>>>

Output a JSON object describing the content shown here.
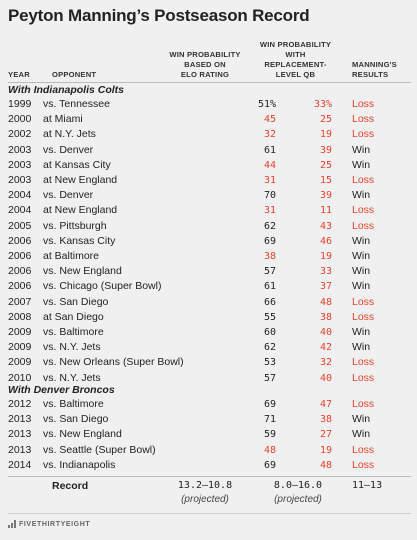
{
  "title": "Peyton Manning’s Postseason Record",
  "headers": {
    "year": "YEAR",
    "opponent": "OPPONENT",
    "elo_l1": "WIN PROBABILITY",
    "elo_l2": "BASED ON",
    "elo_l3": "ELO RATING",
    "rep_l1": "WIN PROBABILITY",
    "rep_l2": "WITH",
    "rep_l3": "REPLACEMENT-",
    "rep_l4": "LEVEL QB",
    "res_l1": "MANNING'S",
    "res_l2": "RESULTS"
  },
  "sections": {
    "colts": "With Indianapolis Colts",
    "broncos": "With Denver Broncos"
  },
  "colts_rows": [
    {
      "year": "1999",
      "opponent": "vs. Tennessee",
      "elo": "51%",
      "rep": "33%",
      "result": "Loss"
    },
    {
      "year": "2000",
      "opponent": "at Miami",
      "elo": "45",
      "rep": "25",
      "result": "Loss"
    },
    {
      "year": "2002",
      "opponent": "at N.Y. Jets",
      "elo": "32",
      "rep": "19",
      "result": "Loss"
    },
    {
      "year": "2003",
      "opponent": "vs. Denver",
      "elo": "61",
      "rep": "39",
      "result": "Win"
    },
    {
      "year": "2003",
      "opponent": "at Kansas City",
      "elo": "44",
      "rep": "25",
      "result": "Win"
    },
    {
      "year": "2003",
      "opponent": "at New England",
      "elo": "31",
      "rep": "15",
      "result": "Loss"
    },
    {
      "year": "2004",
      "opponent": "vs. Denver",
      "elo": "70",
      "rep": "39",
      "result": "Win"
    },
    {
      "year": "2004",
      "opponent": "at New England",
      "elo": "31",
      "rep": "11",
      "result": "Loss"
    },
    {
      "year": "2005",
      "opponent": "vs. Pittsburgh",
      "elo": "62",
      "rep": "43",
      "result": "Loss"
    },
    {
      "year": "2006",
      "opponent": "vs. Kansas City",
      "elo": "69",
      "rep": "46",
      "result": "Win"
    },
    {
      "year": "2006",
      "opponent": "at Baltimore",
      "elo": "38",
      "rep": "19",
      "result": "Win"
    },
    {
      "year": "2006",
      "opponent": "vs. New England",
      "elo": "57",
      "rep": "33",
      "result": "Win"
    },
    {
      "year": "2006",
      "opponent": "vs. Chicago (Super Bowl)",
      "elo": "61",
      "rep": "37",
      "result": "Win"
    },
    {
      "year": "2007",
      "opponent": "vs. San Diego",
      "elo": "66",
      "rep": "48",
      "result": "Loss"
    },
    {
      "year": "2008",
      "opponent": "at San Diego",
      "elo": "55",
      "rep": "38",
      "result": "Loss"
    },
    {
      "year": "2009",
      "opponent": "vs. Baltimore",
      "elo": "60",
      "rep": "40",
      "result": "Win"
    },
    {
      "year": "2009",
      "opponent": "vs. N.Y. Jets",
      "elo": "62",
      "rep": "42",
      "result": "Win"
    },
    {
      "year": "2009",
      "opponent": "vs. New Orleans (Super Bowl)",
      "elo": "53",
      "rep": "32",
      "result": "Loss"
    },
    {
      "year": "2010",
      "opponent": "vs. N.Y. Jets",
      "elo": "57",
      "rep": "40",
      "result": "Loss"
    }
  ],
  "broncos_rows": [
    {
      "year": "2012",
      "opponent": "vs. Baltimore",
      "elo": "69",
      "rep": "47",
      "result": "Loss"
    },
    {
      "year": "2013",
      "opponent": "vs. San Diego",
      "elo": "71",
      "rep": "38",
      "result": "Win"
    },
    {
      "year": "2013",
      "opponent": "vs. New England",
      "elo": "59",
      "rep": "27",
      "result": "Win"
    },
    {
      "year": "2013",
      "opponent": "vs. Seattle (Super Bowl)",
      "elo": "48",
      "rep": "19",
      "result": "Loss"
    },
    {
      "year": "2014",
      "opponent": "vs. Indianapolis",
      "elo": "69",
      "rep": "48",
      "result": "Loss"
    }
  ],
  "record": {
    "label": "Record",
    "elo": "13.2–10.8",
    "elo_sub": "(projected)",
    "rep": "8.0–16.0",
    "rep_sub": "(projected)",
    "result": "11–13"
  },
  "footer": "FIVETHIRTYEIGHT",
  "colors": {
    "red": "#e8412c",
    "text": "#222222",
    "background": "#f0f0f0"
  }
}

<<<

## Exercise task
Output all of the entries verbatim, leaving out any images.

## Response to the task
Output a JSON object describing the content shown here.
{
  "title": "Peyton Manning’s Postseason Record",
  "headers": {
    "year": "YEAR",
    "opponent": "OPPONENT",
    "elo_l1": "WIN PROBABILITY",
    "elo_l2": "BASED ON",
    "elo_l3": "ELO RATING",
    "rep_l1": "WIN PROBABILITY",
    "rep_l2": "WITH",
    "rep_l3": "REPLACEMENT-",
    "rep_l4": "LEVEL QB",
    "res_l1": "MANNING'S",
    "res_l2": "RESULTS"
  },
  "sections": {
    "colts": "With Indianapolis Colts",
    "broncos": "With Denver Broncos"
  },
  "colts_rows": [
    {
      "year": "1999",
      "opponent": "vs. Tennessee",
      "elo": "51%",
      "rep": "33%",
      "result": "Loss"
    },
    {
      "year": "2000",
      "opponent": "at Miami",
      "elo": "45",
      "rep": "25",
      "result": "Loss"
    },
    {
      "year": "2002",
      "opponent": "at N.Y. Jets",
      "elo": "32",
      "rep": "19",
      "result": "Loss"
    },
    {
      "year": "2003",
      "opponent": "vs. Denver",
      "elo": "61",
      "rep": "39",
      "result": "Win"
    },
    {
      "year": "2003",
      "opponent": "at Kansas City",
      "elo": "44",
      "rep": "25",
      "result": "Win"
    },
    {
      "year": "2003",
      "opponent": "at New England",
      "elo": "31",
      "rep": "15",
      "result": "Loss"
    },
    {
      "year": "2004",
      "opponent": "vs. Denver",
      "elo": "70",
      "rep": "39",
      "result": "Win"
    },
    {
      "year": "2004",
      "opponent": "at New England",
      "elo": "31",
      "rep": "11",
      "result": "Loss"
    },
    {
      "year": "2005",
      "opponent": "vs. Pittsburgh",
      "elo": "62",
      "rep": "43",
      "result": "Loss"
    },
    {
      "year": "2006",
      "opponent": "vs. Kansas City",
      "elo": "69",
      "rep": "46",
      "result": "Win"
    },
    {
      "year": "2006",
      "opponent": "at Baltimore",
      "elo": "38",
      "rep": "19",
      "result": "Win"
    },
    {
      "year": "2006",
      "opponent": "vs. New England",
      "elo": "57",
      "rep": "33",
      "result": "Win"
    },
    {
      "year": "2006",
      "opponent": "vs. Chicago (Super Bowl)",
      "elo": "61",
      "rep": "37",
      "result": "Win"
    },
    {
      "year": "2007",
      "opponent": "vs. San Diego",
      "elo": "66",
      "rep": "48",
      "result": "Loss"
    },
    {
      "year": "2008",
      "opponent": "at San Diego",
      "elo": "55",
      "rep": "38",
      "result": "Loss"
    },
    {
      "year": "2009",
      "opponent": "vs. Baltimore",
      "elo": "60",
      "rep": "40",
      "result": "Win"
    },
    {
      "year": "2009",
      "opponent": "vs. N.Y. Jets",
      "elo": "62",
      "rep": "42",
      "result": "Win"
    },
    {
      "year": "2009",
      "opponent": "vs. New Orleans (Super Bowl)",
      "elo": "53",
      "rep": "32",
      "result": "Loss"
    },
    {
      "year": "2010",
      "opponent": "vs. N.Y. Jets",
      "elo": "57",
      "rep": "40",
      "result": "Loss"
    }
  ],
  "broncos_rows": [
    {
      "year": "2012",
      "opponent": "vs. Baltimore",
      "elo": "69",
      "rep": "47",
      "result": "Loss"
    },
    {
      "year": "2013",
      "opponent": "vs. San Diego",
      "elo": "71",
      "rep": "38",
      "result": "Win"
    },
    {
      "year": "2013",
      "opponent": "vs. New England",
      "elo": "59",
      "rep": "27",
      "result": "Win"
    },
    {
      "year": "2013",
      "opponent": "vs. Seattle (Super Bowl)",
      "elo": "48",
      "rep": "19",
      "result": "Loss"
    },
    {
      "year": "2014",
      "opponent": "vs. Indianapolis",
      "elo": "69",
      "rep": "48",
      "result": "Loss"
    }
  ],
  "record": {
    "label": "Record",
    "elo": "13.2–10.8",
    "elo_sub": "(projected)",
    "rep": "8.0–16.0",
    "rep_sub": "(projected)",
    "result": "11–13"
  },
  "footer": "FIVETHIRTYEIGHT",
  "colors": {
    "red": "#e8412c",
    "text": "#222222",
    "background": "#f0f0f0"
  }
}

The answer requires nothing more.